===== Data records
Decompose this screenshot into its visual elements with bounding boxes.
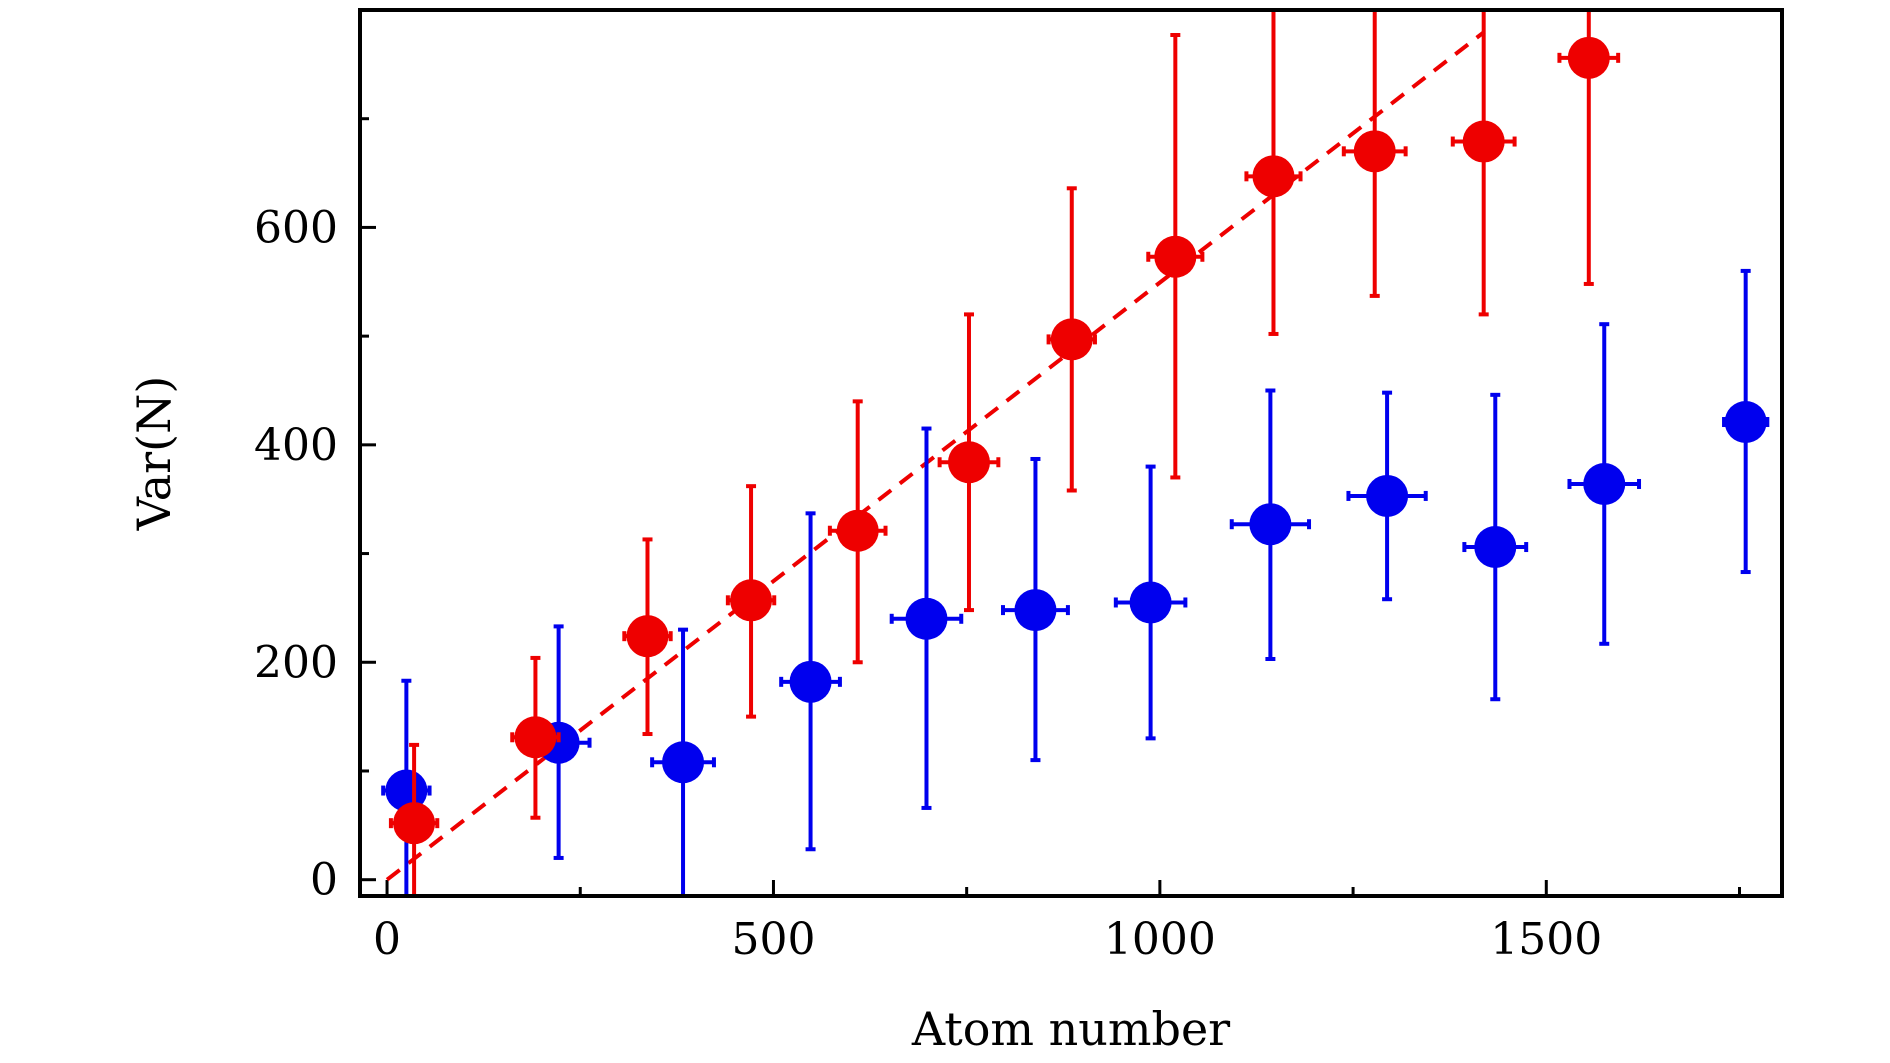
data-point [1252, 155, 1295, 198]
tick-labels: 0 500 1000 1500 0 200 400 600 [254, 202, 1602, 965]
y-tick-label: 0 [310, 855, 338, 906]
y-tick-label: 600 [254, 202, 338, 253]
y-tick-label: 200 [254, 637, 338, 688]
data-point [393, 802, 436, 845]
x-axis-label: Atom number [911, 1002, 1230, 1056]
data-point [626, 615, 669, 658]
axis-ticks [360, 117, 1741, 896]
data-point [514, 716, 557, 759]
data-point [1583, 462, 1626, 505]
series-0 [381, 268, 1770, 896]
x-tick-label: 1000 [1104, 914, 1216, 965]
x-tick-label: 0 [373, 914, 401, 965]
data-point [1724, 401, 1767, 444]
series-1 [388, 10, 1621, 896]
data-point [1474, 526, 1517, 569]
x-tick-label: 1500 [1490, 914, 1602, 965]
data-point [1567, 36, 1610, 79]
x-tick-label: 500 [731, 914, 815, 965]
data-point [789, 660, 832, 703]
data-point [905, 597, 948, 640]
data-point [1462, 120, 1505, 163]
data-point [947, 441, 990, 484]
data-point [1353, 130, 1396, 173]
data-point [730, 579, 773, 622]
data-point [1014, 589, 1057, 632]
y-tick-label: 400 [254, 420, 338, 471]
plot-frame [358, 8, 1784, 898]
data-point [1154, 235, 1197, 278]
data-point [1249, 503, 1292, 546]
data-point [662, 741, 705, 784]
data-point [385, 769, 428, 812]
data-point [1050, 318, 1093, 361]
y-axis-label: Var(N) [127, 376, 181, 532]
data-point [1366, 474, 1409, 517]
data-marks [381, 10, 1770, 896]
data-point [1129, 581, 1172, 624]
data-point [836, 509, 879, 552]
==========
===== Data records
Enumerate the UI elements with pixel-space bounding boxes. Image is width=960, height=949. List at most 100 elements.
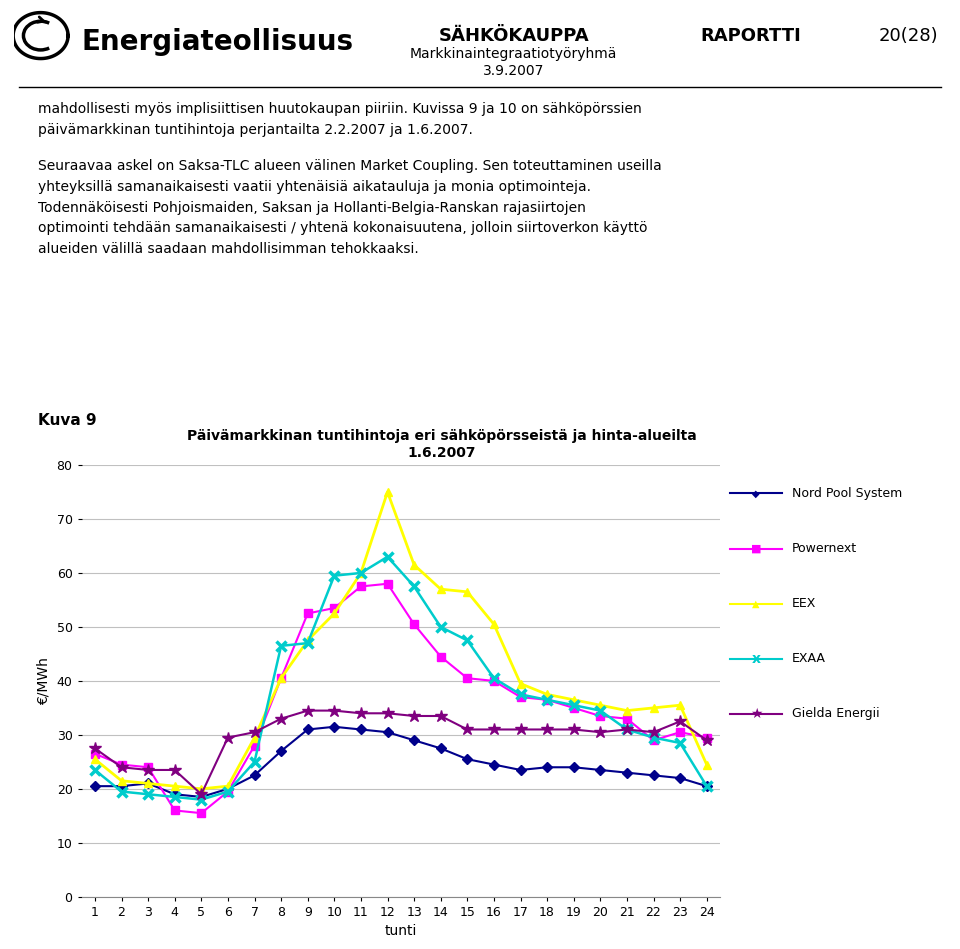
==========
===== Data records
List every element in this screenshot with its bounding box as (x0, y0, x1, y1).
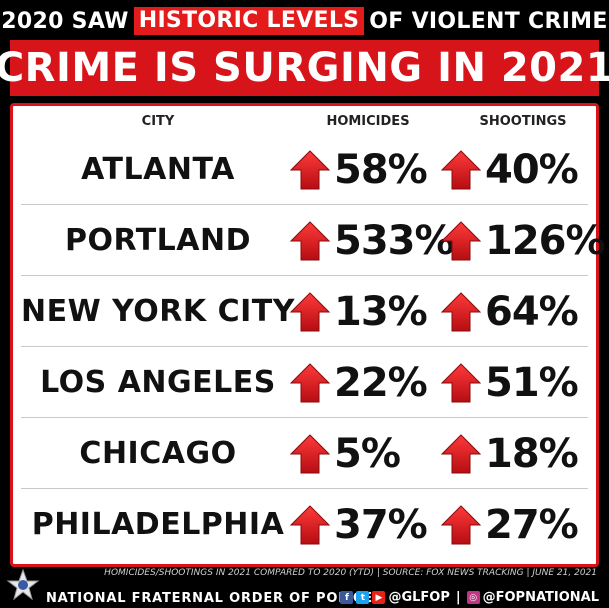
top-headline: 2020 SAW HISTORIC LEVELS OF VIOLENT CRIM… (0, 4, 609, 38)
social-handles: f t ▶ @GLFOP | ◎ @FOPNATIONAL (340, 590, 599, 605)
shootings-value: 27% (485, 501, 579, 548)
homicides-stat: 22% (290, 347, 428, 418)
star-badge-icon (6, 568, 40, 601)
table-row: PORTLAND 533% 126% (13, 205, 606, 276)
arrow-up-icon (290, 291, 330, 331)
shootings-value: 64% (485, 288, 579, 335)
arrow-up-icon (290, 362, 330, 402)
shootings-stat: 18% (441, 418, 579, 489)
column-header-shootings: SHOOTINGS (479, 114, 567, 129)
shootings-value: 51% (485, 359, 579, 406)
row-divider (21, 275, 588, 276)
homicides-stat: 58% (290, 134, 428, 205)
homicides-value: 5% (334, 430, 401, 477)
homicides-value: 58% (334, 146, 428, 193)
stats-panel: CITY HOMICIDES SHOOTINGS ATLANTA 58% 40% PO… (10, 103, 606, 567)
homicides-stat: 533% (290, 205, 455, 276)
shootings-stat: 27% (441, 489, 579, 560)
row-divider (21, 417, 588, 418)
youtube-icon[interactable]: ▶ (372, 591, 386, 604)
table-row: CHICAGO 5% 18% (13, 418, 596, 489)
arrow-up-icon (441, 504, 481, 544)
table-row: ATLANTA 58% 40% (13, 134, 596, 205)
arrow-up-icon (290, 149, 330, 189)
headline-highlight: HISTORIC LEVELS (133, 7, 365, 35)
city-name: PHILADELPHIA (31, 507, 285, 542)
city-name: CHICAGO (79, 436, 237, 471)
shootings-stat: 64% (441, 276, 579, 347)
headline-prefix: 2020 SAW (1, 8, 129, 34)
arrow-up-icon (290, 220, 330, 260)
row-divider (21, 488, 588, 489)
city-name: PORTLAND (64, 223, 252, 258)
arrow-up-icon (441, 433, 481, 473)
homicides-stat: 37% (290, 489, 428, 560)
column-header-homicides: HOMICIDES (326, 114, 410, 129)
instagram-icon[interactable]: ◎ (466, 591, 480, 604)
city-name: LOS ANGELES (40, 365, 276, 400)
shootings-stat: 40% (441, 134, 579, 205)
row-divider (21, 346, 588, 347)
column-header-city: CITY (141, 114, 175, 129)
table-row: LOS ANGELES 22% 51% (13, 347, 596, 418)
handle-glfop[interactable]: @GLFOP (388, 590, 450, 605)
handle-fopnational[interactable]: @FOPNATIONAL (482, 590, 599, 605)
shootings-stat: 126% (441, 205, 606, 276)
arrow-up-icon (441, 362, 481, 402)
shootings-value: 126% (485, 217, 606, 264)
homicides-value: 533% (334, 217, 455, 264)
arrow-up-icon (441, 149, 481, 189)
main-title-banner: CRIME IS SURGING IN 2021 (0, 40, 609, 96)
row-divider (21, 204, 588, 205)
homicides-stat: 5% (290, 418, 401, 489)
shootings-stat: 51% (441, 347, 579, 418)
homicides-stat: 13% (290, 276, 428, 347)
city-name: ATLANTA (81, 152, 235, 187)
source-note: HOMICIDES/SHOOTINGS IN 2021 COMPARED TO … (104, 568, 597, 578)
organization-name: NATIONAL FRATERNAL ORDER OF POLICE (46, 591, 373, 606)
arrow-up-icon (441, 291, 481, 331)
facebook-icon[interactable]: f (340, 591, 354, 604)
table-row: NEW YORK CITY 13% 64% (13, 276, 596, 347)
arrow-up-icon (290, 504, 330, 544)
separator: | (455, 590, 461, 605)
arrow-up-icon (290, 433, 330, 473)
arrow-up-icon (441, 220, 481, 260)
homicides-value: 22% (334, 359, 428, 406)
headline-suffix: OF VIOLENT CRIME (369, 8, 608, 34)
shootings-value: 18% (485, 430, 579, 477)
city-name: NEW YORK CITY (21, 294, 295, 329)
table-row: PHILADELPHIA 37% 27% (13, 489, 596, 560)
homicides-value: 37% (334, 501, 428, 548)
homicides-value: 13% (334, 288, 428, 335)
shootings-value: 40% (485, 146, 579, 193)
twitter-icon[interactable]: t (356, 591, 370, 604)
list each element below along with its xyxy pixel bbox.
==========
Please write out the rows unchanged, starting with the line containing "Decompose this screenshot" and going on through the line containing "data-point [1474, 526, 1517, 569]", but leave the pictures out of your copy.

Decompose this screenshot into its visual elements with bounding boxes.
data-point [1252, 155, 1295, 198]
tick-labels: 0 500 1000 1500 0 200 400 600 [254, 202, 1602, 965]
y-tick-label: 0 [310, 855, 338, 906]
y-tick-label: 600 [254, 202, 338, 253]
y-tick-label: 200 [254, 637, 338, 688]
data-point [393, 802, 436, 845]
x-axis-label: Atom number [911, 1002, 1230, 1056]
data-point [626, 615, 669, 658]
axis-ticks [360, 117, 1741, 896]
data-point [514, 716, 557, 759]
data-point [1583, 462, 1626, 505]
series-0 [381, 268, 1770, 896]
x-tick-label: 1000 [1104, 914, 1216, 965]
x-tick-label: 0 [373, 914, 401, 965]
data-point [1724, 401, 1767, 444]
series-1 [388, 10, 1621, 896]
data-point [1474, 526, 1517, 569]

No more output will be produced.